» **SOURCE DATA**:
______________________________

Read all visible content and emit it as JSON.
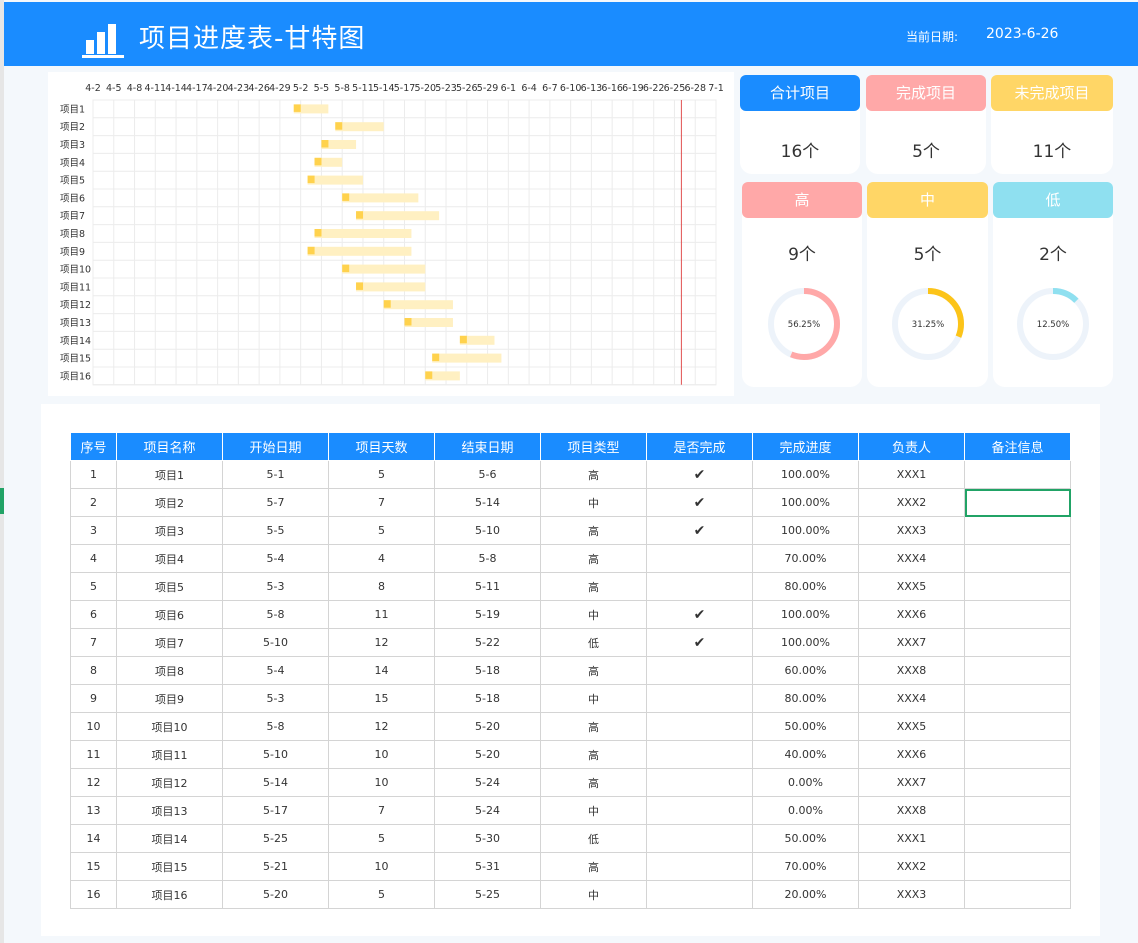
{
  "header": {
    "title": "项目进度表-甘特图",
    "date_label": "当前日期:",
    "date_value": "2023-6-26",
    "logo_icon": "bar-chart-icon"
  },
  "stats": {
    "total": {
      "label": "合计项目",
      "value": "16个",
      "color": "#1a8cff"
    },
    "done": {
      "label": "完成项目",
      "value": "5个",
      "color": "#ffa8a8"
    },
    "undone": {
      "label": "未完成项目",
      "value": "11个",
      "color": "#ffd666"
    },
    "high": {
      "label": "高",
      "value": "9个",
      "color": "#ffa8a8",
      "pct": 56.25,
      "pct_label": "56.25%"
    },
    "mid": {
      "label": "中",
      "value": "5个",
      "color": "#ffd666",
      "ring_color": "#fcc419",
      "pct": 31.25,
      "pct_label": "31.25%"
    },
    "low": {
      "label": "低",
      "value": "2个",
      "color": "#8fe0f0",
      "pct": 12.5,
      "pct_label": "12.50%"
    }
  },
  "chart_data": {
    "type": "gantt",
    "x_tick_labels": [
      "4-2",
      "4-5",
      "4-8",
      "4-11",
      "4-14",
      "4-17",
      "4-20",
      "4-23",
      "4-26",
      "4-29",
      "5-2",
      "5-5",
      "5-8",
      "5-11",
      "5-14",
      "5-17",
      "5-20",
      "5-23",
      "5-26",
      "5-29",
      "6-1",
      "6-4",
      "6-7",
      "6-10",
      "6-13",
      "6-16",
      "6-19",
      "6-22",
      "6-25",
      "6-28",
      "7-1"
    ],
    "today": "6-26",
    "tasks": [
      {
        "name": "项目1",
        "start": "5-1",
        "days": 5,
        "progress": 1.0
      },
      {
        "name": "项目2",
        "start": "5-7",
        "days": 7,
        "progress": 1.0
      },
      {
        "name": "项目3",
        "start": "5-5",
        "days": 5,
        "progress": 1.0
      },
      {
        "name": "项目4",
        "start": "5-4",
        "days": 4,
        "progress": 0.7
      },
      {
        "name": "项目5",
        "start": "5-3",
        "days": 8,
        "progress": 0.8
      },
      {
        "name": "项目6",
        "start": "5-8",
        "days": 11,
        "progress": 1.0
      },
      {
        "name": "项目7",
        "start": "5-10",
        "days": 12,
        "progress": 1.0
      },
      {
        "name": "项目8",
        "start": "5-4",
        "days": 14,
        "progress": 0.6
      },
      {
        "name": "项目9",
        "start": "5-3",
        "days": 15,
        "progress": 0.8
      },
      {
        "name": "项目10",
        "start": "5-8",
        "days": 12,
        "progress": 0.5
      },
      {
        "name": "项目11",
        "start": "5-10",
        "days": 10,
        "progress": 0.4
      },
      {
        "name": "项目12",
        "start": "5-14",
        "days": 10,
        "progress": 0.0
      },
      {
        "name": "项目13",
        "start": "5-17",
        "days": 7,
        "progress": 0.0
      },
      {
        "name": "项目14",
        "start": "5-25",
        "days": 5,
        "progress": 0.5
      },
      {
        "name": "项目15",
        "start": "5-21",
        "days": 10,
        "progress": 0.7
      },
      {
        "name": "项目16",
        "start": "5-20",
        "days": 5,
        "progress": 0.2
      }
    ],
    "colors": {
      "bar": "#fff0c2",
      "marker": "#ffd24d",
      "today_line": "#e05050",
      "grid": "#ececec"
    }
  },
  "table": {
    "headers": [
      "序号",
      "项目名称",
      "开始日期",
      "项目天数",
      "结束日期",
      "项目类型",
      "是否完成",
      "完成进度",
      "负责人",
      "备注信息"
    ],
    "rows": [
      [
        "1",
        "项目1",
        "5-1",
        "5",
        "5-6",
        "高",
        "✔",
        "100.00%",
        "XXX1",
        ""
      ],
      [
        "2",
        "项目2",
        "5-7",
        "7",
        "5-14",
        "中",
        "✔",
        "100.00%",
        "XXX2",
        ""
      ],
      [
        "3",
        "项目3",
        "5-5",
        "5",
        "5-10",
        "高",
        "✔",
        "100.00%",
        "XXX3",
        ""
      ],
      [
        "4",
        "项目4",
        "5-4",
        "4",
        "5-8",
        "高",
        "",
        "70.00%",
        "XXX4",
        ""
      ],
      [
        "5",
        "项目5",
        "5-3",
        "8",
        "5-11",
        "高",
        "",
        "80.00%",
        "XXX5",
        ""
      ],
      [
        "6",
        "项目6",
        "5-8",
        "11",
        "5-19",
        "中",
        "✔",
        "100.00%",
        "XXX6",
        ""
      ],
      [
        "7",
        "项目7",
        "5-10",
        "12",
        "5-22",
        "低",
        "✔",
        "100.00%",
        "XXX7",
        ""
      ],
      [
        "8",
        "项目8",
        "5-4",
        "14",
        "5-18",
        "高",
        "",
        "60.00%",
        "XXX8",
        ""
      ],
      [
        "9",
        "项目9",
        "5-3",
        "15",
        "5-18",
        "中",
        "",
        "80.00%",
        "XXX4",
        ""
      ],
      [
        "10",
        "项目10",
        "5-8",
        "12",
        "5-20",
        "高",
        "",
        "50.00%",
        "XXX5",
        ""
      ],
      [
        "11",
        "项目11",
        "5-10",
        "10",
        "5-20",
        "高",
        "",
        "40.00%",
        "XXX6",
        ""
      ],
      [
        "12",
        "项目12",
        "5-14",
        "10",
        "5-24",
        "高",
        "",
        "0.00%",
        "XXX7",
        ""
      ],
      [
        "13",
        "项目13",
        "5-17",
        "7",
        "5-24",
        "中",
        "",
        "0.00%",
        "XXX8",
        ""
      ],
      [
        "14",
        "项目14",
        "5-25",
        "5",
        "5-30",
        "低",
        "",
        "50.00%",
        "XXX1",
        ""
      ],
      [
        "15",
        "项目15",
        "5-21",
        "10",
        "5-31",
        "高",
        "",
        "70.00%",
        "XXX2",
        ""
      ],
      [
        "16",
        "项目16",
        "5-20",
        "5",
        "5-25",
        "中",
        "",
        "20.00%",
        "XXX3",
        ""
      ]
    ]
  }
}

______________________________

» **TASK GOAL**:
In the copy, include no pictures; restate the listing above exactly.

» **TASK ANSWER**:
Read all visible content and emit it as JSON.
{
  "header": {
    "title": "项目进度表-甘特图",
    "date_label": "当前日期:",
    "date_value": "2023-6-26",
    "logo_icon": "bar-chart-icon"
  },
  "stats": {
    "total": {
      "label": "合计项目",
      "value": "16个",
      "color": "#1a8cff"
    },
    "done": {
      "label": "完成项目",
      "value": "5个",
      "color": "#ffa8a8"
    },
    "undone": {
      "label": "未完成项目",
      "value": "11个",
      "color": "#ffd666"
    },
    "high": {
      "label": "高",
      "value": "9个",
      "color": "#ffa8a8",
      "pct": 56.25,
      "pct_label": "56.25%"
    },
    "mid": {
      "label": "中",
      "value": "5个",
      "color": "#ffd666",
      "ring_color": "#fcc419",
      "pct": 31.25,
      "pct_label": "31.25%"
    },
    "low": {
      "label": "低",
      "value": "2个",
      "color": "#8fe0f0",
      "pct": 12.5,
      "pct_label": "12.50%"
    }
  },
  "chart_data": {
    "type": "gantt",
    "x_tick_labels": [
      "4-2",
      "4-5",
      "4-8",
      "4-11",
      "4-14",
      "4-17",
      "4-20",
      "4-23",
      "4-26",
      "4-29",
      "5-2",
      "5-5",
      "5-8",
      "5-11",
      "5-14",
      "5-17",
      "5-20",
      "5-23",
      "5-26",
      "5-29",
      "6-1",
      "6-4",
      "6-7",
      "6-10",
      "6-13",
      "6-16",
      "6-19",
      "6-22",
      "6-25",
      "6-28",
      "7-1"
    ],
    "today": "6-26",
    "tasks": [
      {
        "name": "项目1",
        "start": "5-1",
        "days": 5,
        "progress": 1.0
      },
      {
        "name": "项目2",
        "start": "5-7",
        "days": 7,
        "progress": 1.0
      },
      {
        "name": "项目3",
        "start": "5-5",
        "days": 5,
        "progress": 1.0
      },
      {
        "name": "项目4",
        "start": "5-4",
        "days": 4,
        "progress": 0.7
      },
      {
        "name": "项目5",
        "start": "5-3",
        "days": 8,
        "progress": 0.8
      },
      {
        "name": "项目6",
        "start": "5-8",
        "days": 11,
        "progress": 1.0
      },
      {
        "name": "项目7",
        "start": "5-10",
        "days": 12,
        "progress": 1.0
      },
      {
        "name": "项目8",
        "start": "5-4",
        "days": 14,
        "progress": 0.6
      },
      {
        "name": "项目9",
        "start": "5-3",
        "days": 15,
        "progress": 0.8
      },
      {
        "name": "项目10",
        "start": "5-8",
        "days": 12,
        "progress": 0.5
      },
      {
        "name": "项目11",
        "start": "5-10",
        "days": 10,
        "progress": 0.4
      },
      {
        "name": "项目12",
        "start": "5-14",
        "days": 10,
        "progress": 0.0
      },
      {
        "name": "项目13",
        "start": "5-17",
        "days": 7,
        "progress": 0.0
      },
      {
        "name": "项目14",
        "start": "5-25",
        "days": 5,
        "progress": 0.5
      },
      {
        "name": "项目15",
        "start": "5-21",
        "days": 10,
        "progress": 0.7
      },
      {
        "name": "项目16",
        "start": "5-20",
        "days": 5,
        "progress": 0.2
      }
    ],
    "colors": {
      "bar": "#fff0c2",
      "marker": "#ffd24d",
      "today_line": "#e05050",
      "grid": "#ececec"
    }
  },
  "table": {
    "headers": [
      "序号",
      "项目名称",
      "开始日期",
      "项目天数",
      "结束日期",
      "项目类型",
      "是否完成",
      "完成进度",
      "负责人",
      "备注信息"
    ],
    "rows": [
      [
        "1",
        "项目1",
        "5-1",
        "5",
        "5-6",
        "高",
        "✔",
        "100.00%",
        "XXX1",
        ""
      ],
      [
        "2",
        "项目2",
        "5-7",
        "7",
        "5-14",
        "中",
        "✔",
        "100.00%",
        "XXX2",
        ""
      ],
      [
        "3",
        "项目3",
        "5-5",
        "5",
        "5-10",
        "高",
        "✔",
        "100.00%",
        "XXX3",
        ""
      ],
      [
        "4",
        "项目4",
        "5-4",
        "4",
        "5-8",
        "高",
        "",
        "70.00%",
        "XXX4",
        ""
      ],
      [
        "5",
        "项目5",
        "5-3",
        "8",
        "5-11",
        "高",
        "",
        "80.00%",
        "XXX5",
        ""
      ],
      [
        "6",
        "项目6",
        "5-8",
        "11",
        "5-19",
        "中",
        "✔",
        "100.00%",
        "XXX6",
        ""
      ],
      [
        "7",
        "项目7",
        "5-10",
        "12",
        "5-22",
        "低",
        "✔",
        "100.00%",
        "XXX7",
        ""
      ],
      [
        "8",
        "项目8",
        "5-4",
        "14",
        "5-18",
        "高",
        "",
        "60.00%",
        "XXX8",
        ""
      ],
      [
        "9",
        "项目9",
        "5-3",
        "15",
        "5-18",
        "中",
        "",
        "80.00%",
        "XXX4",
        ""
      ],
      [
        "10",
        "项目10",
        "5-8",
        "12",
        "5-20",
        "高",
        "",
        "50.00%",
        "XXX5",
        ""
      ],
      [
        "11",
        "项目11",
        "5-10",
        "10",
        "5-20",
        "高",
        "",
        "40.00%",
        "XXX6",
        ""
      ],
      [
        "12",
        "项目12",
        "5-14",
        "10",
        "5-24",
        "高",
        "",
        "0.00%",
        "XXX7",
        ""
      ],
      [
        "13",
        "项目13",
        "5-17",
        "7",
        "5-24",
        "中",
        "",
        "0.00%",
        "XXX8",
        ""
      ],
      [
        "14",
        "项目14",
        "5-25",
        "5",
        "5-30",
        "低",
        "",
        "50.00%",
        "XXX1",
        ""
      ],
      [
        "15",
        "项目15",
        "5-21",
        "10",
        "5-31",
        "高",
        "",
        "70.00%",
        "XXX2",
        ""
      ],
      [
        "16",
        "项目16",
        "5-20",
        "5",
        "5-25",
        "中",
        "",
        "20.00%",
        "XXX3",
        ""
      ]
    ]
  }
}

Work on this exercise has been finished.